- Extracted information -
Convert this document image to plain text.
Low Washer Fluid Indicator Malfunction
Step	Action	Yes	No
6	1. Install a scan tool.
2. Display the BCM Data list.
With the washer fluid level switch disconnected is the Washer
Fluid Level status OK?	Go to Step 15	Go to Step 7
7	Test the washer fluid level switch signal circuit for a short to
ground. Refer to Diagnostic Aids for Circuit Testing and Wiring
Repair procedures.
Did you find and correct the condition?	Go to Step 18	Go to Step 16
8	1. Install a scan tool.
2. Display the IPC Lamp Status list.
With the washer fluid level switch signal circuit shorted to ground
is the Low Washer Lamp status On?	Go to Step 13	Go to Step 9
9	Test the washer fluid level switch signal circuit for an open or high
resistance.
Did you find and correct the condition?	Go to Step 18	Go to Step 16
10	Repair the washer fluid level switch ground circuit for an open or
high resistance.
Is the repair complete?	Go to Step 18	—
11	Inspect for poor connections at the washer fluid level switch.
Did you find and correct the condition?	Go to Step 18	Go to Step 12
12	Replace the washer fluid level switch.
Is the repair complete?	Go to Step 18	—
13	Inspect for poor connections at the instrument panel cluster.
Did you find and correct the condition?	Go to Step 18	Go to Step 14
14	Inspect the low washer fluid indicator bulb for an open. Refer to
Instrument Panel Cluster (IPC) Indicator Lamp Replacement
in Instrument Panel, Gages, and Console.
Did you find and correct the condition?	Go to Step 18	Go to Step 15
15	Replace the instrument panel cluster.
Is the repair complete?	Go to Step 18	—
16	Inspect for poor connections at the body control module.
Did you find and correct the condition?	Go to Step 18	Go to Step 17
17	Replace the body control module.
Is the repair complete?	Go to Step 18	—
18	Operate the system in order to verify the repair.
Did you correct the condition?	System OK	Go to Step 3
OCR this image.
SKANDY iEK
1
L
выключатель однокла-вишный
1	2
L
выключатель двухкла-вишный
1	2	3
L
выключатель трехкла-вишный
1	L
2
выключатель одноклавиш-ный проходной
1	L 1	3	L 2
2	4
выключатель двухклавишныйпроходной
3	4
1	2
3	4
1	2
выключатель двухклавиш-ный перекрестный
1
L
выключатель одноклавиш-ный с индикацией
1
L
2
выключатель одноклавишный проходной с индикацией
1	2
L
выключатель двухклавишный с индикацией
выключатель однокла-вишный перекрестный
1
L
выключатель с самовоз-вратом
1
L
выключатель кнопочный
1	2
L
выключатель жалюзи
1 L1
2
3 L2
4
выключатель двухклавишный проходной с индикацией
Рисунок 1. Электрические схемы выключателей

- Task prompt -
Copy out the lines that hold "poor".

- Solution to this exercise -
11	Inspect for poor connections at the washer fluid level switch.
13	Inspect for poor connections at the instrument panel cluster.
16	Inspect for poor connections at the body control module.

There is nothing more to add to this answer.